WHAT YOU WILL DO —
Repeat each line exactly, leaving nothing out.

--- Start SUPPLIED ENTRIES ---

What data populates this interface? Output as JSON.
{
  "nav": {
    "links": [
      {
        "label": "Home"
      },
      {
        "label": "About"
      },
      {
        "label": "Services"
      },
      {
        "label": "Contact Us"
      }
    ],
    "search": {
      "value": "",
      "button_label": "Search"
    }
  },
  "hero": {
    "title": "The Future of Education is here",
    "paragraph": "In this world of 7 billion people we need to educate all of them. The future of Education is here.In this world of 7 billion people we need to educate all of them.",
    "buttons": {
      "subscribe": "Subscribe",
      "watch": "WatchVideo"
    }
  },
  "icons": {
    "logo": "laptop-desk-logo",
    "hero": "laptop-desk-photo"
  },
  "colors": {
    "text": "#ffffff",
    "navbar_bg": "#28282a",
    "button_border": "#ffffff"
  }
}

--- End SUPPLIED ENTRIES ---

ANSWER FOR THIS EXERCISE —
What data populates this interface? Output as JSON.
{
  "nav": {
    "links": [
      {
        "label": "Home"
      },
      {
        "label": "About"
      },
      {
        "label": "Services"
      },
      {
        "label": "Contact Us"
      }
    ],
    "search": {
      "value": "",
      "button_label": "Search"
    }
  },
  "hero": {
    "title": "The Future of Education is here",
    "paragraph": "In this world of 7 billion people we need to educate all of them. The future of Education is here.In this world of 7 billion people we need to educate all of them.",
    "buttons": {
      "subscribe": "Subscribe",
      "watch": "WatchVideo"
    }
  },
  "icons": {
    "logo": "laptop-desk-logo",
    "hero": "laptop-desk-photo"
  },
  "colors": {
    "text": "#ffffff",
    "navbar_bg": "#28282a",
    "button_border": "#ffffff"
  }
}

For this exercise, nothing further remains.